┌──
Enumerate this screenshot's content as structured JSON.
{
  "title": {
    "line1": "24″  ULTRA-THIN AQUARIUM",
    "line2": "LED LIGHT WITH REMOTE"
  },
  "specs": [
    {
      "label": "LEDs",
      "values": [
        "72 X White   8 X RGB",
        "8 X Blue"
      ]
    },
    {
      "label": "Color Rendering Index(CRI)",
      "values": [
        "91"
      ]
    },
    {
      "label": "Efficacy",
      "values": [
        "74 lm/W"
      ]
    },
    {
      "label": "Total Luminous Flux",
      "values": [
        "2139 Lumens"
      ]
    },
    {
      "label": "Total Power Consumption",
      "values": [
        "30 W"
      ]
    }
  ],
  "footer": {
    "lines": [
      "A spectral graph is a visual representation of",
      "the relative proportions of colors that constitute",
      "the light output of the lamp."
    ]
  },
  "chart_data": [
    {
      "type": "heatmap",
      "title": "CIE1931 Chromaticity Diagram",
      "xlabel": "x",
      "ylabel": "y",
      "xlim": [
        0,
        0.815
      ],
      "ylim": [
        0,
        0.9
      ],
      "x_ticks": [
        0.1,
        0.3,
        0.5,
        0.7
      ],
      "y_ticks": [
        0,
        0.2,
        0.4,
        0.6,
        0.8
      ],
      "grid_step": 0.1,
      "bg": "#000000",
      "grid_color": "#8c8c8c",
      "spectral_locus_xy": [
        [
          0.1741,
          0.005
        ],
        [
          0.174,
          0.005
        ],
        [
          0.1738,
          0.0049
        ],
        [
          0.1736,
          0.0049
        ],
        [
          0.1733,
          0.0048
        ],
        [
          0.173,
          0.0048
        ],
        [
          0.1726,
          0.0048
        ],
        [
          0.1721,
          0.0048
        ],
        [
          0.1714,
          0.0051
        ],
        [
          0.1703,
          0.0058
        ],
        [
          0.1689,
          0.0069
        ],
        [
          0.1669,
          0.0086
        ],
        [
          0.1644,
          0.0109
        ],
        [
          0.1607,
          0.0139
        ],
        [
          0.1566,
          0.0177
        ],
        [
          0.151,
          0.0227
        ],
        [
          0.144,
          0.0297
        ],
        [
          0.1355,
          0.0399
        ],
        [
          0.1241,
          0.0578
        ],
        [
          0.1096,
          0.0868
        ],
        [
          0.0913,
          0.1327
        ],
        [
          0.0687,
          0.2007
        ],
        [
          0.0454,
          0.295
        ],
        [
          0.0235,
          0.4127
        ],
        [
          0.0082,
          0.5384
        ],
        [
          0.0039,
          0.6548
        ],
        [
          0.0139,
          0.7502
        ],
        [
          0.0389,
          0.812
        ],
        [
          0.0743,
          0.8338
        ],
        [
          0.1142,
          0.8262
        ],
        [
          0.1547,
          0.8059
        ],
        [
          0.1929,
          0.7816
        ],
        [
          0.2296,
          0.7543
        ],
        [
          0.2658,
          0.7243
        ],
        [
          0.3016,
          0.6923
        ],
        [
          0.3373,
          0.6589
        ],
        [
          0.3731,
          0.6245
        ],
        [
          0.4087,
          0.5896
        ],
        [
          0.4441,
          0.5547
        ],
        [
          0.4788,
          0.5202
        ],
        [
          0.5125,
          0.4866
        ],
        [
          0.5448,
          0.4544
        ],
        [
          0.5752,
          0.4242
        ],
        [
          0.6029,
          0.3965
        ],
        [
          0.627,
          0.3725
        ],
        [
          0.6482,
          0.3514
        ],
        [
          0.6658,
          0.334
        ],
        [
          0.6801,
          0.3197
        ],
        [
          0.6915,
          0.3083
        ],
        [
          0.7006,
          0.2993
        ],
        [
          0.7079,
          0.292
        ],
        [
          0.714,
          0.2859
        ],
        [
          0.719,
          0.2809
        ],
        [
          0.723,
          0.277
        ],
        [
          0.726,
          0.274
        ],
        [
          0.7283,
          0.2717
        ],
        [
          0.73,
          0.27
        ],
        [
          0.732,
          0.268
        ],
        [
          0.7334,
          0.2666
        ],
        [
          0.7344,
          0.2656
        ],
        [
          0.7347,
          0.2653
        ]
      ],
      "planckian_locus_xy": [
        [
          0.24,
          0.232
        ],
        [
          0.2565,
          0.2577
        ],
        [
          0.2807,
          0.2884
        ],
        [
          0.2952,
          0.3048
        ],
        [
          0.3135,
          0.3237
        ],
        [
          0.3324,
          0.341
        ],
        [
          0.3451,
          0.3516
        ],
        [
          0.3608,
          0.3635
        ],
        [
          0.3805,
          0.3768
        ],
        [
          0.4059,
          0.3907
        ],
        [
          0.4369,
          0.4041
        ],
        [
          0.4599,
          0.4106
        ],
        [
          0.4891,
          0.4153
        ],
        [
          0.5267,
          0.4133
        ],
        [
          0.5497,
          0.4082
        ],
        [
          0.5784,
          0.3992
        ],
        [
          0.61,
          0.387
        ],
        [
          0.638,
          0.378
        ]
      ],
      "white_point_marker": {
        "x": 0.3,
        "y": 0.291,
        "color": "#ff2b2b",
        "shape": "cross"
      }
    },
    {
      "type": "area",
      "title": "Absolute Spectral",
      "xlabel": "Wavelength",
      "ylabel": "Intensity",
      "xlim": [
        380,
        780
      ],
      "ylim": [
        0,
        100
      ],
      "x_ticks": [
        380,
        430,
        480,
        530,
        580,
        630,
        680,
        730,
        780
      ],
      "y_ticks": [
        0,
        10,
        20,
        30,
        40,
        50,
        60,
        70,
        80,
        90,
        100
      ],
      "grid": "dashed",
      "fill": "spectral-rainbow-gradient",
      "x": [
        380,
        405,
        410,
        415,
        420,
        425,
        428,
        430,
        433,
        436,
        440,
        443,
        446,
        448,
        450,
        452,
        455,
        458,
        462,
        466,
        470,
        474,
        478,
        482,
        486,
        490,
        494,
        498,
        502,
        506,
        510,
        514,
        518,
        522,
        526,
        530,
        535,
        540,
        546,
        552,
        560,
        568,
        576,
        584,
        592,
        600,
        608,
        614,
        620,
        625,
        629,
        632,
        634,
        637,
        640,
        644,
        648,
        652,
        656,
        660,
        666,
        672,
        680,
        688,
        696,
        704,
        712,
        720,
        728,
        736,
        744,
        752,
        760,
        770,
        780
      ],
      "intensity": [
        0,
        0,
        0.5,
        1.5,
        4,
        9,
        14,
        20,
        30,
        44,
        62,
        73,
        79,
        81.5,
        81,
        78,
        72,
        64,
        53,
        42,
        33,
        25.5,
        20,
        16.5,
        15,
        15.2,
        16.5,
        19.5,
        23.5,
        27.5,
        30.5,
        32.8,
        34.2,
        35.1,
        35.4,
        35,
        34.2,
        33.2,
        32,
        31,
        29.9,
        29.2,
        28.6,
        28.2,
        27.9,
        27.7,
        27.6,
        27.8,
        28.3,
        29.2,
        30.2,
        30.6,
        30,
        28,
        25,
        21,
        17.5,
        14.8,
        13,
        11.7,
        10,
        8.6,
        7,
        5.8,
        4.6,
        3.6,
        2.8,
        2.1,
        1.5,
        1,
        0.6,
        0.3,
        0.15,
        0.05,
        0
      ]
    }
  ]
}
└──
The problem
Print every record above exactly as written.

Correct answer
Enumerate this screenshot's content as structured JSON.
{
  "title": {
    "line1": "24″  ULTRA-THIN AQUARIUM",
    "line2": "LED LIGHT WITH REMOTE"
  },
  "specs": [
    {
      "label": "LEDs",
      "values": [
        "72 X White   8 X RGB",
        "8 X Blue"
      ]
    },
    {
      "label": "Color Rendering Index(CRI)",
      "values": [
        "91"
      ]
    },
    {
      "label": "Efficacy",
      "values": [
        "74 lm/W"
      ]
    },
    {
      "label": "Total Luminous Flux",
      "values": [
        "2139 Lumens"
      ]
    },
    {
      "label": "Total Power Consumption",
      "values": [
        "30 W"
      ]
    }
  ],
  "footer": {
    "lines": [
      "A spectral graph is a visual representation of",
      "the relative proportions of colors that constitute",
      "the light output of the lamp."
    ]
  },
  "chart_data": [
    {
      "type": "heatmap",
      "title": "CIE1931 Chromaticity Diagram",
      "xlabel": "x",
      "ylabel": "y",
      "xlim": [
        0,
        0.815
      ],
      "ylim": [
        0,
        0.9
      ],
      "x_ticks": [
        0.1,
        0.3,
        0.5,
        0.7
      ],
      "y_ticks": [
        0,
        0.2,
        0.4,
        0.6,
        0.8
      ],
      "grid_step": 0.1,
      "bg": "#000000",
      "grid_color": "#8c8c8c",
      "spectral_locus_xy": [
        [
          0.1741,
          0.005
        ],
        [
          0.174,
          0.005
        ],
        [
          0.1738,
          0.0049
        ],
        [
          0.1736,
          0.0049
        ],
        [
          0.1733,
          0.0048
        ],
        [
          0.173,
          0.0048
        ],
        [
          0.1726,
          0.0048
        ],
        [
          0.1721,
          0.0048
        ],
        [
          0.1714,
          0.0051
        ],
        [
          0.1703,
          0.0058
        ],
        [
          0.1689,
          0.0069
        ],
        [
          0.1669,
          0.0086
        ],
        [
          0.1644,
          0.0109
        ],
        [
          0.1607,
          0.0139
        ],
        [
          0.1566,
          0.0177
        ],
        [
          0.151,
          0.0227
        ],
        [
          0.144,
          0.0297
        ],
        [
          0.1355,
          0.0399
        ],
        [
          0.1241,
          0.0578
        ],
        [
          0.1096,
          0.0868
        ],
        [
          0.0913,
          0.1327
        ],
        [
          0.0687,
          0.2007
        ],
        [
          0.0454,
          0.295
        ],
        [
          0.0235,
          0.4127
        ],
        [
          0.0082,
          0.5384
        ],
        [
          0.0039,
          0.6548
        ],
        [
          0.0139,
          0.7502
        ],
        [
          0.0389,
          0.812
        ],
        [
          0.0743,
          0.8338
        ],
        [
          0.1142,
          0.8262
        ],
        [
          0.1547,
          0.8059
        ],
        [
          0.1929,
          0.7816
        ],
        [
          0.2296,
          0.7543
        ],
        [
          0.2658,
          0.7243
        ],
        [
          0.3016,
          0.6923
        ],
        [
          0.3373,
          0.6589
        ],
        [
          0.3731,
          0.6245
        ],
        [
          0.4087,
          0.5896
        ],
        [
          0.4441,
          0.5547
        ],
        [
          0.4788,
          0.5202
        ],
        [
          0.5125,
          0.4866
        ],
        [
          0.5448,
          0.4544
        ],
        [
          0.5752,
          0.4242
        ],
        [
          0.6029,
          0.3965
        ],
        [
          0.627,
          0.3725
        ],
        [
          0.6482,
          0.3514
        ],
        [
          0.6658,
          0.334
        ],
        [
          0.6801,
          0.3197
        ],
        [
          0.6915,
          0.3083
        ],
        [
          0.7006,
          0.2993
        ],
        [
          0.7079,
          0.292
        ],
        [
          0.714,
          0.2859
        ],
        [
          0.719,
          0.2809
        ],
        [
          0.723,
          0.277
        ],
        [
          0.726,
          0.274
        ],
        [
          0.7283,
          0.2717
        ],
        [
          0.73,
          0.27
        ],
        [
          0.732,
          0.268
        ],
        [
          0.7334,
          0.2666
        ],
        [
          0.7344,
          0.2656
        ],
        [
          0.7347,
          0.2653
        ]
      ],
      "planckian_locus_xy": [
        [
          0.24,
          0.232
        ],
        [
          0.2565,
          0.2577
        ],
        [
          0.2807,
          0.2884
        ],
        [
          0.2952,
          0.3048
        ],
        [
          0.3135,
          0.3237
        ],
        [
          0.3324,
          0.341
        ],
        [
          0.3451,
          0.3516
        ],
        [
          0.3608,
          0.3635
        ],
        [
          0.3805,
          0.3768
        ],
        [
          0.4059,
          0.3907
        ],
        [
          0.4369,
          0.4041
        ],
        [
          0.4599,
          0.4106
        ],
        [
          0.4891,
          0.4153
        ],
        [
          0.5267,
          0.4133
        ],
        [
          0.5497,
          0.4082
        ],
        [
          0.5784,
          0.3992
        ],
        [
          0.61,
          0.387
        ],
        [
          0.638,
          0.378
        ]
      ],
      "white_point_marker": {
        "x": 0.3,
        "y": 0.291,
        "color": "#ff2b2b",
        "shape": "cross"
      }
    },
    {
      "type": "area",
      "title": "Absolute Spectral",
      "xlabel": "Wavelength",
      "ylabel": "Intensity",
      "xlim": [
        380,
        780
      ],
      "ylim": [
        0,
        100
      ],
      "x_ticks": [
        380,
        430,
        480,
        530,
        580,
        630,
        680,
        730,
        780
      ],
      "y_ticks": [
        0,
        10,
        20,
        30,
        40,
        50,
        60,
        70,
        80,
        90,
        100
      ],
      "grid": "dashed",
      "fill": "spectral-rainbow-gradient",
      "x": [
        380,
        405,
        410,
        415,
        420,
        425,
        428,
        430,
        433,
        436,
        440,
        443,
        446,
        448,
        450,
        452,
        455,
        458,
        462,
        466,
        470,
        474,
        478,
        482,
        486,
        490,
        494,
        498,
        502,
        506,
        510,
        514,
        518,
        522,
        526,
        530,
        535,
        540,
        546,
        552,
        560,
        568,
        576,
        584,
        592,
        600,
        608,
        614,
        620,
        625,
        629,
        632,
        634,
        637,
        640,
        644,
        648,
        652,
        656,
        660,
        666,
        672,
        680,
        688,
        696,
        704,
        712,
        720,
        728,
        736,
        744,
        752,
        760,
        770,
        780
      ],
      "intensity": [
        0,
        0,
        0.5,
        1.5,
        4,
        9,
        14,
        20,
        30,
        44,
        62,
        73,
        79,
        81.5,
        81,
        78,
        72,
        64,
        53,
        42,
        33,
        25.5,
        20,
        16.5,
        15,
        15.2,
        16.5,
        19.5,
        23.5,
        27.5,
        30.5,
        32.8,
        34.2,
        35.1,
        35.4,
        35,
        34.2,
        33.2,
        32,
        31,
        29.9,
        29.2,
        28.6,
        28.2,
        27.9,
        27.7,
        27.6,
        27.8,
        28.3,
        29.2,
        30.2,
        30.6,
        30,
        28,
        25,
        21,
        17.5,
        14.8,
        13,
        11.7,
        10,
        8.6,
        7,
        5.8,
        4.6,
        3.6,
        2.8,
        2.1,
        1.5,
        1,
        0.6,
        0.3,
        0.15,
        0.05,
        0
      ]
    }
  ]
}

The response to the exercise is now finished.